-- start DATASET RECORDS --

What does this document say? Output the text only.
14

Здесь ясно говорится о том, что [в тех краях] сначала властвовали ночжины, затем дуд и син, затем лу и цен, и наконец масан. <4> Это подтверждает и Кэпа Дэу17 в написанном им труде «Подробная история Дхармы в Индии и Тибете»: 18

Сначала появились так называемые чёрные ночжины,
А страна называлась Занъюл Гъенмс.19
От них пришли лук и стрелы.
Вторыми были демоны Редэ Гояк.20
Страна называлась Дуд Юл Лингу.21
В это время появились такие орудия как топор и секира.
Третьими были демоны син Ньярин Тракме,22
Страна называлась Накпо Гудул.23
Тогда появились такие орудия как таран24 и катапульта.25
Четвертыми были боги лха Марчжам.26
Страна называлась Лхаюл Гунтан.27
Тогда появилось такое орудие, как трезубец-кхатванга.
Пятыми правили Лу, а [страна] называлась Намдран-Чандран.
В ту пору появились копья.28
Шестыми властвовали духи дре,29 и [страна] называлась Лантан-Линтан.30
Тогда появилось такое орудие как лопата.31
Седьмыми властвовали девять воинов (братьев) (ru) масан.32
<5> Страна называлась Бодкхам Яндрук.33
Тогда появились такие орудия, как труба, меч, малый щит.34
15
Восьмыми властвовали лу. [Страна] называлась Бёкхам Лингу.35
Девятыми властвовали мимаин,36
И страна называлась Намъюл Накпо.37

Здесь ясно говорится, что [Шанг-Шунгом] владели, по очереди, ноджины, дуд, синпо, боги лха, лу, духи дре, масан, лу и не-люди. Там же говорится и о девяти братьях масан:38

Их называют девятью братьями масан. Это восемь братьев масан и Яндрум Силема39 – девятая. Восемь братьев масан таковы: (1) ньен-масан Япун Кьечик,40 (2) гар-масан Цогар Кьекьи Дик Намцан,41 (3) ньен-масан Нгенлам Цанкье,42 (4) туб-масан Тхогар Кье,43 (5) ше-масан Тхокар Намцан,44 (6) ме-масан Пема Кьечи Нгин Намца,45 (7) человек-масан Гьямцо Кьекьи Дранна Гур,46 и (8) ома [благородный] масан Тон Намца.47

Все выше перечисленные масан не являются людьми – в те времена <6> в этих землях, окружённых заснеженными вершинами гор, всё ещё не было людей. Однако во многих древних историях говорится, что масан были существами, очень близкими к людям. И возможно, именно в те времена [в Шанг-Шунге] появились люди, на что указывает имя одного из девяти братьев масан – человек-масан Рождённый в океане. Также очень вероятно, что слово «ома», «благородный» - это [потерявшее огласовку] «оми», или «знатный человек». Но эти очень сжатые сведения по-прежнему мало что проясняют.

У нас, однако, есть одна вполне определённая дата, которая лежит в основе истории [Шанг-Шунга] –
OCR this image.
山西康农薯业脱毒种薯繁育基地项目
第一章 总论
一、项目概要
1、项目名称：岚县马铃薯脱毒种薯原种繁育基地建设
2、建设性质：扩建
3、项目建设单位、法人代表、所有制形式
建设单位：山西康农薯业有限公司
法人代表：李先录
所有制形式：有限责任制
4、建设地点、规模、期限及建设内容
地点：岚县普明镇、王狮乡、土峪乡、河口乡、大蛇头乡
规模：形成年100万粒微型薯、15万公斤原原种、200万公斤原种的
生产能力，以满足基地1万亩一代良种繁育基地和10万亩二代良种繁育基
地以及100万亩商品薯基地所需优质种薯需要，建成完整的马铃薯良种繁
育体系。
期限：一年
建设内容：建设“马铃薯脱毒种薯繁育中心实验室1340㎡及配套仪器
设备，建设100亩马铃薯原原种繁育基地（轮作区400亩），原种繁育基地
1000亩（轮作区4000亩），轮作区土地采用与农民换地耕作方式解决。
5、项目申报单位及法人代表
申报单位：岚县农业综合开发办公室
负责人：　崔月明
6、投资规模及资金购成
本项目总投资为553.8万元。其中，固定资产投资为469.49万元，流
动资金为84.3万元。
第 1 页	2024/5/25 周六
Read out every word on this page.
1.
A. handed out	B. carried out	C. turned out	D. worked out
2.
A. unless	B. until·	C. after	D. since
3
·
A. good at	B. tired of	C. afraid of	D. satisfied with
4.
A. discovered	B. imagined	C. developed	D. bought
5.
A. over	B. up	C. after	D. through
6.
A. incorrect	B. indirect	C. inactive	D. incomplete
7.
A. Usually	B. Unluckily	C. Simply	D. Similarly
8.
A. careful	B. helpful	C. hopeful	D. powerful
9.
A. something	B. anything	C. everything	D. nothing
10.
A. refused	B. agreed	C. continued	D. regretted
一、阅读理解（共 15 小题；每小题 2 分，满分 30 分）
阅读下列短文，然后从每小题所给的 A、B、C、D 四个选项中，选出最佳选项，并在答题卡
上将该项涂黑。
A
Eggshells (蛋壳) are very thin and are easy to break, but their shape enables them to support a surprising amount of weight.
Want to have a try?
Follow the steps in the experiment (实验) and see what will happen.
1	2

-- end DATASET RECORDS --

▶ PROMPT: Your task is to transcribe the listing above in full, exactly as given.

▶ RESULT OF THE TASK:
What does this document say? Output the text only.
14

Здесь ясно говорится о том, что [в тех краях] сначала властвовали ночжины, затем дуд и син, затем лу и цен, и наконец масан. <4> Это подтверждает и Кэпа Дэу17 в написанном им труде «Подробная история Дхармы в Индии и Тибете»: 18

Сначала появились так называемые чёрные ночжины,
А страна называлась Занъюл Гъенмс.19
От них пришли лук и стрелы.
Вторыми были демоны Редэ Гояк.20
Страна называлась Дуд Юл Лингу.21
В это время появились такие орудия как топор и секира.
Третьими были демоны син Ньярин Тракме,22
Страна называлась Накпо Гудул.23
Тогда появились такие орудия как таран24 и катапульта.25
Четвертыми были боги лха Марчжам.26
Страна называлась Лхаюл Гунтан.27
Тогда появилось такое орудие, как трезубец-кхатванга.
Пятыми правили Лу, а [страна] называлась Намдран-Чандран.
В ту пору появились копья.28
Шестыми властвовали духи дре,29 и [страна] называлась Лантан-Линтан.30
Тогда появилось такое орудие как лопата.31
Седьмыми властвовали девять воинов (братьев) (ru) масан.32
<5> Страна называлась Бодкхам Яндрук.33
Тогда появились такие орудия, как труба, меч, малый щит.34
15
Восьмыми властвовали лу. [Страна] называлась Бёкхам Лингу.35
Девятыми властвовали мимаин,36
И страна называлась Намъюл Накпо.37

Здесь ясно говорится, что [Шанг-Шунгом] владели, по очереди, ноджины, дуд, синпо, боги лха, лу, духи дре, масан, лу и не-люди. Там же говорится и о девяти братьях масан:38

Их называют девятью братьями масан. Это восемь братьев масан и Яндрум Силема39 – девятая. Восемь братьев масан таковы: (1) ньен-масан Япун Кьечик,40 (2) гар-масан Цогар Кьекьи Дик Намцан,41 (3) ньен-масан Нгенлам Цанкье,42 (4) туб-масан Тхогар Кье,43 (5) ше-масан Тхокар Намцан,44 (6) ме-масан Пема Кьечи Нгин Намца,45 (7) человек-масан Гьямцо Кьекьи Дранна Гур,46 и (8) ома [благородный] масан Тон Намца.47

Все выше перечисленные масан не являются людьми – в те времена <6> в этих землях, окружённых заснеженными вершинами гор, всё ещё не было людей. Однако во многих древних историях говорится, что масан были существами, очень близкими к людям. И возможно, именно в те времена [в Шанг-Шунге] появились люди, на что указывает имя одного из девяти братьев масан – человек-масан Рождённый в океане. Также очень вероятно, что слово «ома», «благородный» - это [потерявшее огласовку] «оми», или «знатный человек». Но эти очень сжатые сведения по-прежнему мало что проясняют.

У нас, однако, есть одна вполне определённая дата, которая лежит в основе истории [Шанг-Шунга] –
OCR this image.
山西康农薯业脱毒种薯繁育基地项目
第一章 总论
一、项目概要
1、项目名称：岚县马铃薯脱毒种薯原种繁育基地建设
2、建设性质：扩建
3、项目建设单位、法人代表、所有制形式
建设单位：山西康农薯业有限公司
法人代表：李先录
所有制形式：有限责任制
4、建设地点、规模、期限及建设内容
地点：岚县普明镇、王狮乡、土峪乡、河口乡、大蛇头乡
规模：形成年100万粒微型薯、15万公斤原原种、200万公斤原种的
生产能力，以满足基地1万亩一代良种繁育基地和10万亩二代良种繁育基
地以及100万亩商品薯基地所需优质种薯需要，建成完整的马铃薯良种繁
育体系。
期限：一年
建设内容：建设“马铃薯脱毒种薯繁育中心实验室1340㎡及配套仪器
设备，建设100亩马铃薯原原种繁育基地（轮作区400亩），原种繁育基地
1000亩（轮作区4000亩），轮作区土地采用与农民换地耕作方式解决。
5、项目申报单位及法人代表
申报单位：岚县农业综合开发办公室
负责人：　崔月明
6、投资规模及资金购成
本项目总投资为553.8万元。其中，固定资产投资为469.49万元，流
动资金为84.3万元。
第 1 页	2024/5/25 周六
Read out every word on this page.
1.
A. handed out	B. carried out	C. turned out	D. worked out
2.
A. unless	B. until·	C. after	D. since
3
·
A. good at	B. tired of	C. afraid of	D. satisfied with
4.
A. discovered	B. imagined	C. developed	D. bought
5.
A. over	B. up	C. after	D. through
6.
A. incorrect	B. indirect	C. inactive	D. incomplete
7.
A. Usually	B. Unluckily	C. Simply	D. Similarly
8.
A. careful	B. helpful	C. hopeful	D. powerful
9.
A. something	B. anything	C. everything	D. nothing
10.
A. refused	B. agreed	C. continued	D. regretted
一、阅读理解（共 15 小题；每小题 2 分，满分 30 分）
阅读下列短文，然后从每小题所给的 A、B、C、D 四个选项中，选出最佳选项，并在答题卡
上将该项涂黑。
A
Eggshells (蛋壳) are very thin and are easy to break, but their shape enables them to support a surprising amount of weight.
Want to have a try?
Follow the steps in the experiment (实验) and see what will happen.
1	2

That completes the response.